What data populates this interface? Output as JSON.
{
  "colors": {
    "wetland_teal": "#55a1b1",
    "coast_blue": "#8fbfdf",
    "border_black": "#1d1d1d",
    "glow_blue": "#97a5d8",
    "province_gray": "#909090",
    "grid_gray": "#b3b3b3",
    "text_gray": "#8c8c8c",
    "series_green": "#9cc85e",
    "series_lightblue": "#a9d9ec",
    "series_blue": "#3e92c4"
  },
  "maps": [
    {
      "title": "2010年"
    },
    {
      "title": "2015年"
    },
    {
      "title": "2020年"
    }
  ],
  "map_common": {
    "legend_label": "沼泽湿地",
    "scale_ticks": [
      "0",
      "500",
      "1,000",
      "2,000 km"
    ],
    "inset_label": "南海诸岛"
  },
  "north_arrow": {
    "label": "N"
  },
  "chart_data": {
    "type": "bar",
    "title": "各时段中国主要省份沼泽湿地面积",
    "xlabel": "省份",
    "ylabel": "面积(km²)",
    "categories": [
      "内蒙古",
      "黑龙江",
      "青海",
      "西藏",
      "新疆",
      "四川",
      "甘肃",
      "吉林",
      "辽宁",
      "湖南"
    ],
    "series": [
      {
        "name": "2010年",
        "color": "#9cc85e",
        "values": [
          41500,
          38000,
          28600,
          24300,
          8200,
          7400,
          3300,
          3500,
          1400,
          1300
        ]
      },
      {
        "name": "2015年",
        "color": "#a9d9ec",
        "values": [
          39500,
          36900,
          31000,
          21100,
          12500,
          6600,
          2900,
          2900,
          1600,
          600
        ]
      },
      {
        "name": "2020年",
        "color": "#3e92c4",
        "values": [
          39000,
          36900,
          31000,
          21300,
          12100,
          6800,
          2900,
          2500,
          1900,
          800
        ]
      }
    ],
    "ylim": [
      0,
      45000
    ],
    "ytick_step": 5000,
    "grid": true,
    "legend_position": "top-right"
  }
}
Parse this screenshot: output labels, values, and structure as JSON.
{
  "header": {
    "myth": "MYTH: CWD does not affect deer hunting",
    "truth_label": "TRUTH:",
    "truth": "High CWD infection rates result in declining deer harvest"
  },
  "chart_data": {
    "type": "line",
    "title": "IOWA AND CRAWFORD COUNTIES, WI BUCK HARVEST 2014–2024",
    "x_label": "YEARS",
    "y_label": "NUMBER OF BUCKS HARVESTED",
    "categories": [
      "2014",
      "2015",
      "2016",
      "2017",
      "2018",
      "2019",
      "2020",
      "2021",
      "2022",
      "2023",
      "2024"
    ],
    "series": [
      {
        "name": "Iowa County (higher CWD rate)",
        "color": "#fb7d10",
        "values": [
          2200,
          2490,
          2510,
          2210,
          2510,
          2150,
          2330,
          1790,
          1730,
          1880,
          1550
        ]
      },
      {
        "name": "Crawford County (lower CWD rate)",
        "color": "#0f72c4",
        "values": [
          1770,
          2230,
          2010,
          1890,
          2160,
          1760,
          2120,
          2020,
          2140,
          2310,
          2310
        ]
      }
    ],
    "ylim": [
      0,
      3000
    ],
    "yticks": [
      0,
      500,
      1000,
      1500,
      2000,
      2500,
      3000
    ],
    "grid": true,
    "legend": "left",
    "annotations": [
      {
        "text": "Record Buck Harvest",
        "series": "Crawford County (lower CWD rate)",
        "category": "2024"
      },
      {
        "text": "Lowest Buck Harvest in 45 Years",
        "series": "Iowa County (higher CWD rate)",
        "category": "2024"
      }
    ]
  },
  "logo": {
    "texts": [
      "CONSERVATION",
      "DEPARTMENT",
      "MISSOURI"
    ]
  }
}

********************

■ **Exercise directions**
Repeat all of the records above exactly as they appear.

■ **Exercise response**
What data populates this interface? Output as JSON.
{
  "colors": {
    "wetland_teal": "#55a1b1",
    "coast_blue": "#8fbfdf",
    "border_black": "#1d1d1d",
    "glow_blue": "#97a5d8",
    "province_gray": "#909090",
    "grid_gray": "#b3b3b3",
    "text_gray": "#8c8c8c",
    "series_green": "#9cc85e",
    "series_lightblue": "#a9d9ec",
    "series_blue": "#3e92c4"
  },
  "maps": [
    {
      "title": "2010年"
    },
    {
      "title": "2015年"
    },
    {
      "title": "2020年"
    }
  ],
  "map_common": {
    "legend_label": "沼泽湿地",
    "scale_ticks": [
      "0",
      "500",
      "1,000",
      "2,000 km"
    ],
    "inset_label": "南海诸岛"
  },
  "north_arrow": {
    "label": "N"
  },
  "chart_data": {
    "type": "bar",
    "title": "各时段中国主要省份沼泽湿地面积",
    "xlabel": "省份",
    "ylabel": "面积(km²)",
    "categories": [
      "内蒙古",
      "黑龙江",
      "青海",
      "西藏",
      "新疆",
      "四川",
      "甘肃",
      "吉林",
      "辽宁",
      "湖南"
    ],
    "series": [
      {
        "name": "2010年",
        "color": "#9cc85e",
        "values": [
          41500,
          38000,
          28600,
          24300,
          8200,
          7400,
          3300,
          3500,
          1400,
          1300
        ]
      },
      {
        "name": "2015年",
        "color": "#a9d9ec",
        "values": [
          39500,
          36900,
          31000,
          21100,
          12500,
          6600,
          2900,
          2900,
          1600,
          600
        ]
      },
      {
        "name": "2020年",
        "color": "#3e92c4",
        "values": [
          39000,
          36900,
          31000,
          21300,
          12100,
          6800,
          2900,
          2500,
          1900,
          800
        ]
      }
    ],
    "ylim": [
      0,
      45000
    ],
    "ytick_step": 5000,
    "grid": true,
    "legend_position": "top-right"
  }
}
Parse this screenshot: output labels, values, and structure as JSON.
{
  "header": {
    "myth": "MYTH: CWD does not affect deer hunting",
    "truth_label": "TRUTH:",
    "truth": "High CWD infection rates result in declining deer harvest"
  },
  "chart_data": {
    "type": "line",
    "title": "IOWA AND CRAWFORD COUNTIES, WI BUCK HARVEST 2014–2024",
    "x_label": "YEARS",
    "y_label": "NUMBER OF BUCKS HARVESTED",
    "categories": [
      "2014",
      "2015",
      "2016",
      "2017",
      "2018",
      "2019",
      "2020",
      "2021",
      "2022",
      "2023",
      "2024"
    ],
    "series": [
      {
        "name": "Iowa County (higher CWD rate)",
        "color": "#fb7d10",
        "values": [
          2200,
          2490,
          2510,
          2210,
          2510,
          2150,
          2330,
          1790,
          1730,
          1880,
          1550
        ]
      },
      {
        "name": "Crawford County (lower CWD rate)",
        "color": "#0f72c4",
        "values": [
          1770,
          2230,
          2010,
          1890,
          2160,
          1760,
          2120,
          2020,
          2140,
          2310,
          2310
        ]
      }
    ],
    "ylim": [
      0,
      3000
    ],
    "yticks": [
      0,
      500,
      1000,
      1500,
      2000,
      2500,
      3000
    ],
    "grid": true,
    "legend": "left",
    "annotations": [
      {
        "text": "Record Buck Harvest",
        "series": "Crawford County (lower CWD rate)",
        "category": "2024"
      },
      {
        "text": "Lowest Buck Harvest in 45 Years",
        "series": "Iowa County (higher CWD rate)",
        "category": "2024"
      }
    ]
  },
  "logo": {
    "texts": [
      "CONSERVATION",
      "DEPARTMENT",
      "MISSOURI"
    ]
  }
}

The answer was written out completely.